● **DATA EXTRACT**:
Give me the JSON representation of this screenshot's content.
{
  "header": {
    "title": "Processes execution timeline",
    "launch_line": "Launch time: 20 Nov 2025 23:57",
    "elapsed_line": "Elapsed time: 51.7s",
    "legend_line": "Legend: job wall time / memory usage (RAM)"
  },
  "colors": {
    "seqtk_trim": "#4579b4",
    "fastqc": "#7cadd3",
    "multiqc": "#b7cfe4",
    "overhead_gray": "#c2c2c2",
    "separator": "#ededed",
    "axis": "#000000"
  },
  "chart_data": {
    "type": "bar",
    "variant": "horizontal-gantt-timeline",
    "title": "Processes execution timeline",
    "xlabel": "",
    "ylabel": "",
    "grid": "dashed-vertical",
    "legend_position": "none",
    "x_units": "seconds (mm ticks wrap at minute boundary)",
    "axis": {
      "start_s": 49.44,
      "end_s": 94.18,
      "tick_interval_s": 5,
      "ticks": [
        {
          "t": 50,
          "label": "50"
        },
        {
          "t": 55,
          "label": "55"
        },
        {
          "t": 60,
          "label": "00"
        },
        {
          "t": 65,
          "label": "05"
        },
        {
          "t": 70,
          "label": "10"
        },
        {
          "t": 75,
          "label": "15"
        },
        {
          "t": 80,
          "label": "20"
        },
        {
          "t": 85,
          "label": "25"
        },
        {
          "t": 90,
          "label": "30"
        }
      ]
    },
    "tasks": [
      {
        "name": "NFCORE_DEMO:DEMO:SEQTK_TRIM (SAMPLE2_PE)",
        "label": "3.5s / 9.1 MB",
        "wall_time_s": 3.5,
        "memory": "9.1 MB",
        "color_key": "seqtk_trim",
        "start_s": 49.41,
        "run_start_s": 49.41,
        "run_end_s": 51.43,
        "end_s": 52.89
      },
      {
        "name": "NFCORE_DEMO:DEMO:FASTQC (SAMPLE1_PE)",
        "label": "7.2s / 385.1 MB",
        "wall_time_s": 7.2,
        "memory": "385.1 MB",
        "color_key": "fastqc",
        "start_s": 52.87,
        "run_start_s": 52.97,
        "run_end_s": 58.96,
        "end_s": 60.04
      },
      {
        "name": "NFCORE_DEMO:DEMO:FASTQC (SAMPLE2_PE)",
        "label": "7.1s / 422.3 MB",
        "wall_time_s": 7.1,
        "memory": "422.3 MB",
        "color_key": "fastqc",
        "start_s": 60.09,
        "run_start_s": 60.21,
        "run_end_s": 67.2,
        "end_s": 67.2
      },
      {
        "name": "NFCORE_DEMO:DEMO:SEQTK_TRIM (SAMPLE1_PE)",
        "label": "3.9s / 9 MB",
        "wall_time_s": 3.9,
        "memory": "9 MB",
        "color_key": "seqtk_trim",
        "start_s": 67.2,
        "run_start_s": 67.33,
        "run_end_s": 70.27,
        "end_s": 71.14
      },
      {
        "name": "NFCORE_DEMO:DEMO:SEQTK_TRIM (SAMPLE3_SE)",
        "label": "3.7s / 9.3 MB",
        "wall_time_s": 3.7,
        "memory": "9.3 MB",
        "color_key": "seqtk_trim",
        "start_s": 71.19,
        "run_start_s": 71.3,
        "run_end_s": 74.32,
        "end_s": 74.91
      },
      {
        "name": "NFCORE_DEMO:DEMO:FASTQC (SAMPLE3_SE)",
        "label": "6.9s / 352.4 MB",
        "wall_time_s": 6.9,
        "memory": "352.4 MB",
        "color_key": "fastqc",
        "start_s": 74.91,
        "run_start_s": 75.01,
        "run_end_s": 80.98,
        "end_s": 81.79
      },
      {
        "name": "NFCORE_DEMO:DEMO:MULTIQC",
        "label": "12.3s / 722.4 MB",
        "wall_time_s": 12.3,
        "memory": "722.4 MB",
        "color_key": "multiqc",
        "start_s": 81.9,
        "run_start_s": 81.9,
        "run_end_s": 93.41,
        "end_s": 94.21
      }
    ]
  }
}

● **WRITTEN TASK**:
From the entries above, extract each line containing "name".

● **ANSWER**:
        "name": "NFCORE_DEMO:DEMO:SEQTK_TRIM (SAMPLE2_PE)",
        "name": "NFCORE_DEMO:DEMO:FASTQC (SAMPLE1_PE)",
        "name": "NFCORE_DEMO:DEMO:FASTQC (SAMPLE2_PE)",
        "name": "NFCORE_DEMO:DEMO:SEQTK_TRIM (SAMPLE1_PE)",
        "name": "NFCORE_DEMO:DEMO:SEQTK_TRIM (SAMPLE3_SE)",
        "name": "NFCORE_DEMO:DEMO:FASTQC (SAMPLE3_SE)",
        "name": "NFCORE_DEMO:DEMO:MULTIQC",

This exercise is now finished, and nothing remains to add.